- [Written exercise]:
List each line of the data that holds the word "HEALTH".

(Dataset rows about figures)
>> Begin
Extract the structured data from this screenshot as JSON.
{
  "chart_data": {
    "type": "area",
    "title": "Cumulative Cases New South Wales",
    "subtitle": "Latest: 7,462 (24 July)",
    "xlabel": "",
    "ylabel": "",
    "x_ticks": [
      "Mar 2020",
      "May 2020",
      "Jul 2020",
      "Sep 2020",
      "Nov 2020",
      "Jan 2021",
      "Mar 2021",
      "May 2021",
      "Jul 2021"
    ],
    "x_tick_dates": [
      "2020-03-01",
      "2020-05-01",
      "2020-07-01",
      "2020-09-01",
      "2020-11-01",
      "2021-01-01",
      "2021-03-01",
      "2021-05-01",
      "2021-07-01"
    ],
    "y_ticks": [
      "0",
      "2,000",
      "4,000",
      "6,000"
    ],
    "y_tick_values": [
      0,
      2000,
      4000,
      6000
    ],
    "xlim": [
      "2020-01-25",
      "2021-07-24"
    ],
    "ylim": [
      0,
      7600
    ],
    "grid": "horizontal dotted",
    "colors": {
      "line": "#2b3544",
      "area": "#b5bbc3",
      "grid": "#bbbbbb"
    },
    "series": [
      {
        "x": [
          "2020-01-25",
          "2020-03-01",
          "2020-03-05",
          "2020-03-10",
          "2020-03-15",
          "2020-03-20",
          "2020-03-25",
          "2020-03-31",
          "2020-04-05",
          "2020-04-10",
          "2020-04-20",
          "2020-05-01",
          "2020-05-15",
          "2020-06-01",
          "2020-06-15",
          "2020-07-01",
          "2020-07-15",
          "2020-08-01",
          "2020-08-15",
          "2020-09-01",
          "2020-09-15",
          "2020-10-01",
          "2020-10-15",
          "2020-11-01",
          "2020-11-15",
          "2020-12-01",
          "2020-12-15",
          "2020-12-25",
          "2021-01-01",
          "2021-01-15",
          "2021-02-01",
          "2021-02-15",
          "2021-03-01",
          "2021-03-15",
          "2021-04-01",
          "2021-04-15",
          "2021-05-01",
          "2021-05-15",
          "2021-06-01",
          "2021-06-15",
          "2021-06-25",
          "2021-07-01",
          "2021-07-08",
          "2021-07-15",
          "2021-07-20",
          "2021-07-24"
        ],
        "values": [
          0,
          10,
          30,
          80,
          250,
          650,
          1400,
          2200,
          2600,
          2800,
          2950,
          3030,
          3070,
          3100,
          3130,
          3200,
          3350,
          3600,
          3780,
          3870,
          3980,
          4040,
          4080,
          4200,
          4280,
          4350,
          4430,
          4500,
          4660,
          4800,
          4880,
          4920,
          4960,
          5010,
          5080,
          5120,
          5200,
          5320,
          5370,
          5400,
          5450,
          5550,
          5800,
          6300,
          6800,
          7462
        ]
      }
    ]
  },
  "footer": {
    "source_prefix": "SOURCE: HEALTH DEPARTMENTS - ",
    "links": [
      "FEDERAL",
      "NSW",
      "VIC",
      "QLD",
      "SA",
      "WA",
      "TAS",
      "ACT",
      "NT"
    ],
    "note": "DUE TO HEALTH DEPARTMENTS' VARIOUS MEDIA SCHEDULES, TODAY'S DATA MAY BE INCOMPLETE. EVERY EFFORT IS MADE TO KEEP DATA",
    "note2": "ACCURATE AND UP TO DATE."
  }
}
>> End
- [Solution to this task]:
    "source_prefix": "SOURCE: HEALTH DEPARTMENTS - ",
    "note": "DUE TO HEALTH DEPARTMENTS' VARIOUS MEDIA SCHEDULES, TODAY'S DATA MAY BE INCOMPLETE. EVERY EFFORT IS MADE TO KEEP DATA",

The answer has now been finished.